» **Task to complete**: Give the data a second time, exactly and in full.

Excerpts from a figure dataset
= = = =

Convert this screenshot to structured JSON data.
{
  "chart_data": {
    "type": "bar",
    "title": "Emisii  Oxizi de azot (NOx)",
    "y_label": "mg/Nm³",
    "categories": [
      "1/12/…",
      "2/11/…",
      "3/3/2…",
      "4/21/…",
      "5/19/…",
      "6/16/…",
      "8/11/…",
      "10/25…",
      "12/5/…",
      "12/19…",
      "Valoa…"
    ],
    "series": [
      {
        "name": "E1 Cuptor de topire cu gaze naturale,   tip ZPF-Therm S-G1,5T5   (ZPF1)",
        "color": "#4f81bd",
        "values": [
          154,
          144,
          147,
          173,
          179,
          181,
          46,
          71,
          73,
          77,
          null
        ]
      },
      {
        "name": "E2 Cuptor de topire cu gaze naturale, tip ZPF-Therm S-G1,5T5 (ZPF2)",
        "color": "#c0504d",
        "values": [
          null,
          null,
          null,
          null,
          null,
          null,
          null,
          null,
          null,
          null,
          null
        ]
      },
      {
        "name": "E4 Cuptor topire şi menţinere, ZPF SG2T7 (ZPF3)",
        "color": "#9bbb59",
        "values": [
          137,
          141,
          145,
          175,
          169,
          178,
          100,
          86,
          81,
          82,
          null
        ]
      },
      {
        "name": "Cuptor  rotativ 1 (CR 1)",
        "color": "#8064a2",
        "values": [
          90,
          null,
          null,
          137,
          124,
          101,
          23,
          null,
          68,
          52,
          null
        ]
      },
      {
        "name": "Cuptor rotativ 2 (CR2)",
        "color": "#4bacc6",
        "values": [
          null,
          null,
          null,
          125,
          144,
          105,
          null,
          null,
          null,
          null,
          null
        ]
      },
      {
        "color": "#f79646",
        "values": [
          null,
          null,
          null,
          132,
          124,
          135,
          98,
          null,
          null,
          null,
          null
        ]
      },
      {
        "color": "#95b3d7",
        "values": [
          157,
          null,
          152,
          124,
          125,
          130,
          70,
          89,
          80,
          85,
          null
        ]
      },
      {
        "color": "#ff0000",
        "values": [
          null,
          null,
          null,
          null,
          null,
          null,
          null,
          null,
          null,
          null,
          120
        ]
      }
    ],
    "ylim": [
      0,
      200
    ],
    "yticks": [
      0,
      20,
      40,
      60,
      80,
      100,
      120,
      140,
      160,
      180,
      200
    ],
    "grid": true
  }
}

= = = =

» **Worked answer**:
Convert this screenshot to structured JSON data.
{
  "chart_data": {
    "type": "bar",
    "title": "Emisii  Oxizi de azot (NOx)",
    "y_label": "mg/Nm³",
    "categories": [
      "1/12/…",
      "2/11/…",
      "3/3/2…",
      "4/21/…",
      "5/19/…",
      "6/16/…",
      "8/11/…",
      "10/25…",
      "12/5/…",
      "12/19…",
      "Valoa…"
    ],
    "series": [
      {
        "name": "E1 Cuptor de topire cu gaze naturale,   tip ZPF-Therm S-G1,5T5   (ZPF1)",
        "color": "#4f81bd",
        "values": [
          154,
          144,
          147,
          173,
          179,
          181,
          46,
          71,
          73,
          77,
          null
        ]
      },
      {
        "name": "E2 Cuptor de topire cu gaze naturale, tip ZPF-Therm S-G1,5T5 (ZPF2)",
        "color": "#c0504d",
        "values": [
          null,
          null,
          null,
          null,
          null,
          null,
          null,
          null,
          null,
          null,
          null
        ]
      },
      {
        "name": "E4 Cuptor topire şi menţinere, ZPF SG2T7 (ZPF3)",
        "color": "#9bbb59",
        "values": [
          137,
          141,
          145,
          175,
          169,
          178,
          100,
          86,
          81,
          82,
          null
        ]
      },
      {
        "name": "Cuptor  rotativ 1 (CR 1)",
        "color": "#8064a2",
        "values": [
          90,
          null,
          null,
          137,
          124,
          101,
          23,
          null,
          68,
          52,
          null
        ]
      },
      {
        "name": "Cuptor rotativ 2 (CR2)",
        "color": "#4bacc6",
        "values": [
          null,
          null,
          null,
          125,
          144,
          105,
          null,
          null,
          null,
          null,
          null
        ]
      },
      {
        "color": "#f79646",
        "values": [
          null,
          null,
          null,
          132,
          124,
          135,
          98,
          null,
          null,
          null,
          null
        ]
      },
      {
        "color": "#95b3d7",
        "values": [
          157,
          null,
          152,
          124,
          125,
          130,
          70,
          89,
          80,
          85,
          null
        ]
      },
      {
        "color": "#ff0000",
        "values": [
          null,
          null,
          null,
          null,
          null,
          null,
          null,
          null,
          null,
          null,
          120
        ]
      }
    ],
    "ylim": [
      0,
      200
    ],
    "yticks": [
      0,
      20,
      40,
      60,
      80,
      100,
      120,
      140,
      160,
      180,
      200
    ],
    "grid": true
  }
}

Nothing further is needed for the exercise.